What you will do:
Exclude the pictures, then copy all remaining records exactly.

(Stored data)
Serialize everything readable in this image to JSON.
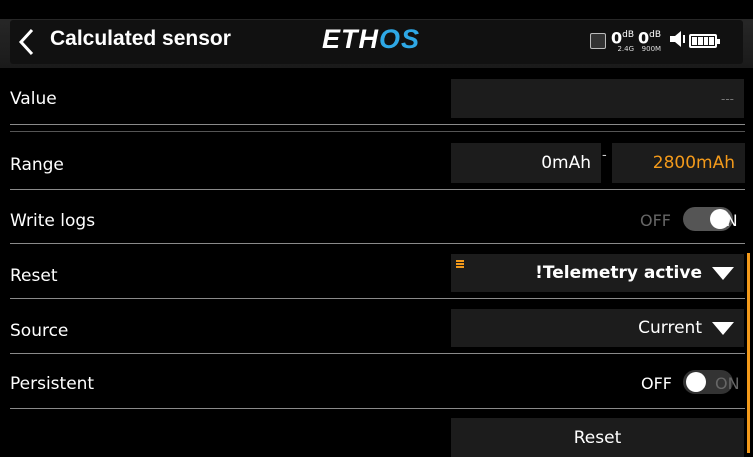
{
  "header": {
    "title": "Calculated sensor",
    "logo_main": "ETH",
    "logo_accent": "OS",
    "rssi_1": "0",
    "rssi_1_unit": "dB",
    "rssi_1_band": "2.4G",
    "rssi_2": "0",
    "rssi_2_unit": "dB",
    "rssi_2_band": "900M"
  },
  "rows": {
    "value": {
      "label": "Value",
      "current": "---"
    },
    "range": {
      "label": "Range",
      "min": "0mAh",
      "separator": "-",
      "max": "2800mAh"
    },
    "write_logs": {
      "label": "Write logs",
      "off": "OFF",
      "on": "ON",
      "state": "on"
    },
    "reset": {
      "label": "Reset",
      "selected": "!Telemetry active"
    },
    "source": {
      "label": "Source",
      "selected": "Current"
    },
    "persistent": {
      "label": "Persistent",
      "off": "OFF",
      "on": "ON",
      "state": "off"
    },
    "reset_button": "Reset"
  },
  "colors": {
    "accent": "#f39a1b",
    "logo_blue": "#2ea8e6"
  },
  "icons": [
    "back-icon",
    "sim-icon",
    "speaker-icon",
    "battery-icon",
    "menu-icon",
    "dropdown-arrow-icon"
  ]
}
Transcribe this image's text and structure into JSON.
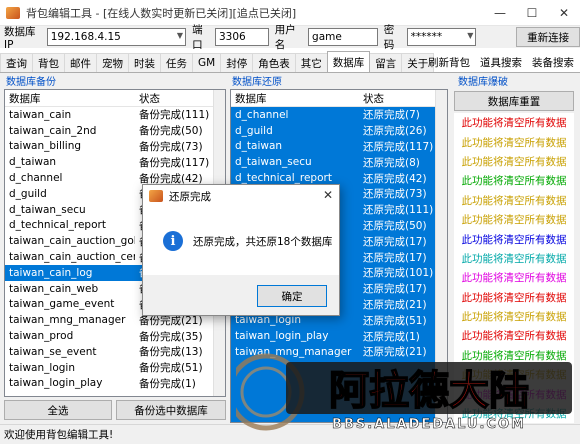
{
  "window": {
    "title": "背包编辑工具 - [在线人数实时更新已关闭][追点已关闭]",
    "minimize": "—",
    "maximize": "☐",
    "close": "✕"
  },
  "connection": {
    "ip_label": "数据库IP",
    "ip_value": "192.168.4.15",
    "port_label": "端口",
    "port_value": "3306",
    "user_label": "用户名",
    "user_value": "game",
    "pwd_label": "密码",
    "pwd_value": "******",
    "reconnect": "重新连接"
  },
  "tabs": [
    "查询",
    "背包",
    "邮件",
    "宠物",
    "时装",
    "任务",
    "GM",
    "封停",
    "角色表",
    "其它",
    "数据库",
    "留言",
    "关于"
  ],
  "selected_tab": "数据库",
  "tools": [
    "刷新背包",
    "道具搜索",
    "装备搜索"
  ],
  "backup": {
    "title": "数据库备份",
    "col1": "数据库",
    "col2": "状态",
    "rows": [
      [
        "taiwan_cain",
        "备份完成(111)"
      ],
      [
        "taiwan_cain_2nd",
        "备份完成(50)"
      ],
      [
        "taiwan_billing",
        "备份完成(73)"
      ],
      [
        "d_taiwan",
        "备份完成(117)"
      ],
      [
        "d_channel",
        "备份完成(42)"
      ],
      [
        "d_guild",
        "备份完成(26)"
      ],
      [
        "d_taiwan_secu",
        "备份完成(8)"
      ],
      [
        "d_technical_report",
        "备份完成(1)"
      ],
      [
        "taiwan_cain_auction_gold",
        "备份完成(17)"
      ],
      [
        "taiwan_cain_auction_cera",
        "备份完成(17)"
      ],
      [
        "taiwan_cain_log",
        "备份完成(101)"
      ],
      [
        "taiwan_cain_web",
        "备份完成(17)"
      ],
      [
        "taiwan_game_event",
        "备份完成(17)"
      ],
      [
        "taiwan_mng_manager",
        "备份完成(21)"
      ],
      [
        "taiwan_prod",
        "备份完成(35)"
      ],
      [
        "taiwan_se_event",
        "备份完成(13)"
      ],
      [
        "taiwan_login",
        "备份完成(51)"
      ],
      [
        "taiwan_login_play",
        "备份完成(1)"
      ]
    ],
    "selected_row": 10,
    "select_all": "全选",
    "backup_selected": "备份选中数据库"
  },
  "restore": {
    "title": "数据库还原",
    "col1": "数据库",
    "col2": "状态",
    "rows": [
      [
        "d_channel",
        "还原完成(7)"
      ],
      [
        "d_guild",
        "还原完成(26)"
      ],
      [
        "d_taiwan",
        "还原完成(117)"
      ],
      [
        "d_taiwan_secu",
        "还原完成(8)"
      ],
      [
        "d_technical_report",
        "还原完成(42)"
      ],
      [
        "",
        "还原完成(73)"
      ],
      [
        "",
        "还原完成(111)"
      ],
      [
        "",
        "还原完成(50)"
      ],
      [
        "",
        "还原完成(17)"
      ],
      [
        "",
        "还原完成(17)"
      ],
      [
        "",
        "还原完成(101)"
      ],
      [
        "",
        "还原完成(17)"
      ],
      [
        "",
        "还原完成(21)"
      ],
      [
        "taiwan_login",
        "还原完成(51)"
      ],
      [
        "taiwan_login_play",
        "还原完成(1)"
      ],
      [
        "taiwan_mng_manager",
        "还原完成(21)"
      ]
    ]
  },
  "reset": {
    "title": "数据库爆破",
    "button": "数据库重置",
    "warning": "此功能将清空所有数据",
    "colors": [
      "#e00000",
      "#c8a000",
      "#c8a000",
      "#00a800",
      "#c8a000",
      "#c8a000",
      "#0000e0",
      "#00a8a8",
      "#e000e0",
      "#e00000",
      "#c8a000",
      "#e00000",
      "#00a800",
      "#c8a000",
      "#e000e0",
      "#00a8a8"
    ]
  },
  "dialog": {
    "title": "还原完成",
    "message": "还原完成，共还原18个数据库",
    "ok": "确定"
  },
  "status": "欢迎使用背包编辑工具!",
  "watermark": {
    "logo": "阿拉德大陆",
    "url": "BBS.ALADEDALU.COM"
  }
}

The completed task:
Serialize everything readable in this image to JSON.
{
  "header": {
    "title": "Calculated sensor",
    "logo_main": "ETH",
    "logo_accent": "OS",
    "rssi_1": "0",
    "rssi_1_unit": "dB",
    "rssi_1_band": "2.4G",
    "rssi_2": "0",
    "rssi_2_unit": "dB",
    "rssi_2_band": "900M"
  },
  "rows": {
    "value": {
      "label": "Value",
      "current": "---"
    },
    "range": {
      "label": "Range",
      "min": "0mAh",
      "separator": "-",
      "max": "2800mAh"
    },
    "write_logs": {
      "label": "Write logs",
      "off": "OFF",
      "on": "ON",
      "state": "on"
    },
    "reset": {
      "label": "Reset",
      "selected": "!Telemetry active"
    },
    "source": {
      "label": "Source",
      "selected": "Current"
    },
    "persistent": {
      "label": "Persistent",
      "off": "OFF",
      "on": "ON",
      "state": "off"
    },
    "reset_button": "Reset"
  },
  "colors": {
    "accent": "#f39a1b",
    "logo_blue": "#2ea8e6"
  },
  "icons": [
    "back-icon",
    "sim-icon",
    "speaker-icon",
    "battery-icon",
    "menu-icon",
    "dropdown-arrow-icon"
  ]
}
Transcribe this image's text and structure into JSON.
{
  "window": {
    "title": "背包编辑工具 - [在线人数实时更新已关闭][追点已关闭]",
    "minimize": "—",
    "maximize": "☐",
    "close": "✕"
  },
  "connection": {
    "ip_label": "数据库IP",
    "ip_value": "192.168.4.15",
    "port_label": "端口",
    "port_value": "3306",
    "user_label": "用户名",
    "user_value": "game",
    "pwd_label": "密码",
    "pwd_value": "******",
    "reconnect": "重新连接"
  },
  "tabs": [
    "查询",
    "背包",
    "邮件",
    "宠物",
    "时装",
    "任务",
    "GM",
    "封停",
    "角色表",
    "其它",
    "数据库",
    "留言",
    "关于"
  ],
  "selected_tab": "数据库",
  "tools": [
    "刷新背包",
    "道具搜索",
    "装备搜索"
  ],
  "backup": {
    "title": "数据库备份",
    "col1": "数据库",
    "col2": "状态",
    "rows": [
      [
        "taiwan_cain",
        "备份完成(111)"
      ],
      [
        "taiwan_cain_2nd",
        "备份完成(50)"
      ],
      [
        "taiwan_billing",
        "备份完成(73)"
      ],
      [
        "d_taiwan",
        "备份完成(117)"
      ],
      [
        "d_channel",
        "备份完成(42)"
      ],
      [
        "d_guild",
        "备份完成(26)"
      ],
      [
        "d_taiwan_secu",
        "备份完成(8)"
      ],
      [
        "d_technical_report",
        "备份完成(1)"
      ],
      [
        "taiwan_cain_auction_gold",
        "备份完成(17)"
      ],
      [
        "taiwan_cain_auction_cera",
        "备份完成(17)"
      ],
      [
        "taiwan_cain_log",
        "备份完成(101)"
      ],
      [
        "taiwan_cain_web",
        "备份完成(17)"
      ],
      [
        "taiwan_game_event",
        "备份完成(17)"
      ],
      [
        "taiwan_mng_manager",
        "备份完成(21)"
      ],
      [
        "taiwan_prod",
        "备份完成(35)"
      ],
      [
        "taiwan_se_event",
        "备份完成(13)"
      ],
      [
        "taiwan_login",
        "备份完成(51)"
      ],
      [
        "taiwan_login_play",
        "备份完成(1)"
      ]
    ],
    "selected_row": 10,
    "select_all": "全选",
    "backup_selected": "备份选中数据库"
  },
  "restore": {
    "title": "数据库还原",
    "col1": "数据库",
    "col2": "状态",
    "rows": [
      [
        "d_channel",
        "还原完成(7)"
      ],
      [
        "d_guild",
        "还原完成(26)"
      ],
      [
        "d_taiwan",
        "还原完成(117)"
      ],
      [
        "d_taiwan_secu",
        "还原完成(8)"
      ],
      [
        "d_technical_report",
        "还原完成(42)"
      ],
      [
        "",
        "还原完成(73)"
      ],
      [
        "",
        "还原完成(111)"
      ],
      [
        "",
        "还原完成(50)"
      ],
      [
        "",
        "还原完成(17)"
      ],
      [
        "",
        "还原完成(17)"
      ],
      [
        "",
        "还原完成(101)"
      ],
      [
        "",
        "还原完成(17)"
      ],
      [
        "",
        "还原完成(21)"
      ],
      [
        "taiwan_login",
        "还原完成(51)"
      ],
      [
        "taiwan_login_play",
        "还原完成(1)"
      ],
      [
        "taiwan_mng_manager",
        "还原完成(21)"
      ]
    ]
  },
  "reset": {
    "title": "数据库爆破",
    "button": "数据库重置",
    "warning": "此功能将清空所有数据",
    "colors": [
      "#e00000",
      "#c8a000",
      "#c8a000",
      "#00a800",
      "#c8a000",
      "#c8a000",
      "#0000e0",
      "#00a8a8",
      "#e000e0",
      "#e00000",
      "#c8a000",
      "#e00000",
      "#00a800",
      "#c8a000",
      "#e000e0",
      "#00a8a8"
    ]
  },
  "dialog": {
    "title": "还原完成",
    "message": "还原完成，共还原18个数据库",
    "ok": "确定"
  },
  "status": "欢迎使用背包编辑工具!",
  "watermark": {
    "logo": "阿拉德大陆",
    "url": "BBS.ALADEDALU.COM"
  }
}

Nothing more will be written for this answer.